-- BEGIN --

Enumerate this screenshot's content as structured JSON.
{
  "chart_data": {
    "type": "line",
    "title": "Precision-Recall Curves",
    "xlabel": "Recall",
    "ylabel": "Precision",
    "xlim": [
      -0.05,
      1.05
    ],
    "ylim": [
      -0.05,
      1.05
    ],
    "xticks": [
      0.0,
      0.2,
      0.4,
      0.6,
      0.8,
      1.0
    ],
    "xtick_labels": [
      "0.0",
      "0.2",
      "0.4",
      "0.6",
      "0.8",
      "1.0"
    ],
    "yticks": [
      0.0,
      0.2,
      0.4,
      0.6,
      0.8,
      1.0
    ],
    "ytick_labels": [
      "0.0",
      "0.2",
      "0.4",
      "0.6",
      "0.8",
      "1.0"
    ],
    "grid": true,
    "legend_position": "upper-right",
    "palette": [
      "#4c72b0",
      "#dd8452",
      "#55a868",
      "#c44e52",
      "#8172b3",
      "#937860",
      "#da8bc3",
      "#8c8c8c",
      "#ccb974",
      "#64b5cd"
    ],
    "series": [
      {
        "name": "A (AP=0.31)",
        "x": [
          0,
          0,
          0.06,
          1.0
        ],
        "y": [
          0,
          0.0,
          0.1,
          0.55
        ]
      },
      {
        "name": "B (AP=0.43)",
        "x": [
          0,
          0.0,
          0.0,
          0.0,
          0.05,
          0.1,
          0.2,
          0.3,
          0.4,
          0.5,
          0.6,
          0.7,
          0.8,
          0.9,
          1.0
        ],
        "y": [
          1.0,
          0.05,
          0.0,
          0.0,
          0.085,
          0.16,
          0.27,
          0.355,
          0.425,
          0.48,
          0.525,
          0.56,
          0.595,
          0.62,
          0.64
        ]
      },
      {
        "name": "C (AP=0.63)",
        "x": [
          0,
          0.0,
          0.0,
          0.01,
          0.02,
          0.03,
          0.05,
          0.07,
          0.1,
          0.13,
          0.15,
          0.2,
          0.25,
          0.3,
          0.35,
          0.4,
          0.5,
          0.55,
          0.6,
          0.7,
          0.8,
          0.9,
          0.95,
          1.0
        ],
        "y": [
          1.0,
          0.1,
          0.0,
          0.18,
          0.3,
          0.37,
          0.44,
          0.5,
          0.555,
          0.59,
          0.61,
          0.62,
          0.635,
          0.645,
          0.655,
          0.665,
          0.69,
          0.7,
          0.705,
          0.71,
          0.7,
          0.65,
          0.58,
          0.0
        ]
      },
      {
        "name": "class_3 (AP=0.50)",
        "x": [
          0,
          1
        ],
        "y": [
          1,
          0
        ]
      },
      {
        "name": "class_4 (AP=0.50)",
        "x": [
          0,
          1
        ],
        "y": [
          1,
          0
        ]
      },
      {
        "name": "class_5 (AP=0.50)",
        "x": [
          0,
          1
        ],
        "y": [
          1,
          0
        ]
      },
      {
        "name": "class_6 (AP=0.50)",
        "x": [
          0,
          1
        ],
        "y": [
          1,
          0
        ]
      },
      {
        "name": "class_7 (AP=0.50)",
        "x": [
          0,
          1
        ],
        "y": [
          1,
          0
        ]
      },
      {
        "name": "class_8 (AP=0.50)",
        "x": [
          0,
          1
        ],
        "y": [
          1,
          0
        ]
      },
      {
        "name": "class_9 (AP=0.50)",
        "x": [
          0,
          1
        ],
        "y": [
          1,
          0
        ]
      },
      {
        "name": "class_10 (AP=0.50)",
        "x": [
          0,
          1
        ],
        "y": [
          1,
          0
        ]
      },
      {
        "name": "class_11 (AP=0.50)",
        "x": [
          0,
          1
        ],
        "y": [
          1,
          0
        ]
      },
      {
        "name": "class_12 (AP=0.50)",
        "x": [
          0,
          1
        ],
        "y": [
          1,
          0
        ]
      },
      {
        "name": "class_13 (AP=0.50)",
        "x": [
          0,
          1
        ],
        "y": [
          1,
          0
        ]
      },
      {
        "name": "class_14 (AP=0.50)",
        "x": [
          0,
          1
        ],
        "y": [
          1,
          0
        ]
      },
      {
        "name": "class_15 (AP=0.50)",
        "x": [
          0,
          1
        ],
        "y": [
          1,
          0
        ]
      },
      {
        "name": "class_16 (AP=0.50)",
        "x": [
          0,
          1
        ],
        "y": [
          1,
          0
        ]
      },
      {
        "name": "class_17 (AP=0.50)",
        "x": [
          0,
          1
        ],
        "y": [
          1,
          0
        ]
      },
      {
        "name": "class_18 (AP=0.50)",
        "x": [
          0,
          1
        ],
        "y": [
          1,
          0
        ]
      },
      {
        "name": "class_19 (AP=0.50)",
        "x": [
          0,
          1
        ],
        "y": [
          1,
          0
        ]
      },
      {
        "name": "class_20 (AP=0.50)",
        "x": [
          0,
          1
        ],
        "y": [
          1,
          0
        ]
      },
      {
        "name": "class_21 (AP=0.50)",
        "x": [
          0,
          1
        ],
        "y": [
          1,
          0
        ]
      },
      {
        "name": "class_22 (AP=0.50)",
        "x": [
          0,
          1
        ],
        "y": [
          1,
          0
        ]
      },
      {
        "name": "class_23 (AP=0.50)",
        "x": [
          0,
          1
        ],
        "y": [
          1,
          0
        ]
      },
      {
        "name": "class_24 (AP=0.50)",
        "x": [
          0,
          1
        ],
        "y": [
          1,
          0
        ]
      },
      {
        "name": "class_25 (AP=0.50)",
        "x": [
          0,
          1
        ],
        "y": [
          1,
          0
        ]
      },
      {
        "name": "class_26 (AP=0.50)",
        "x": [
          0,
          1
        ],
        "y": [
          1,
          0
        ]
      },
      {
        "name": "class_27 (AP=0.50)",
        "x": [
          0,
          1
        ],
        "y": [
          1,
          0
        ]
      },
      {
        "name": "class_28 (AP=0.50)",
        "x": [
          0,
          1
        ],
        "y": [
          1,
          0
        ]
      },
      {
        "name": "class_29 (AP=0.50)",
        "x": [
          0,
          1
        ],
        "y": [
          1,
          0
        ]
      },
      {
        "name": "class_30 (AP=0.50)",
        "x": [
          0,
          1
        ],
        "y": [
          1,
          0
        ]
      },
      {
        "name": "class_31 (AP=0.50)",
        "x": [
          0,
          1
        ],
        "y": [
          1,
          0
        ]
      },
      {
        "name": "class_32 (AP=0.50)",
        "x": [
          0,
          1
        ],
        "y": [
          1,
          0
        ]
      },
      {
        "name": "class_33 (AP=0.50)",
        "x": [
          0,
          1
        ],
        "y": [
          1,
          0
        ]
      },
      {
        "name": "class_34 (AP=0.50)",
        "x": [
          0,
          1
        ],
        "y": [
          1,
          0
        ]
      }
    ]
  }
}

-- END --

AIM:
Look through the data above. Copy every line with the string "Precision" in it.

THE RESULT:
    "title": "Precision-Recall Curves",
    "ylabel": "Precision",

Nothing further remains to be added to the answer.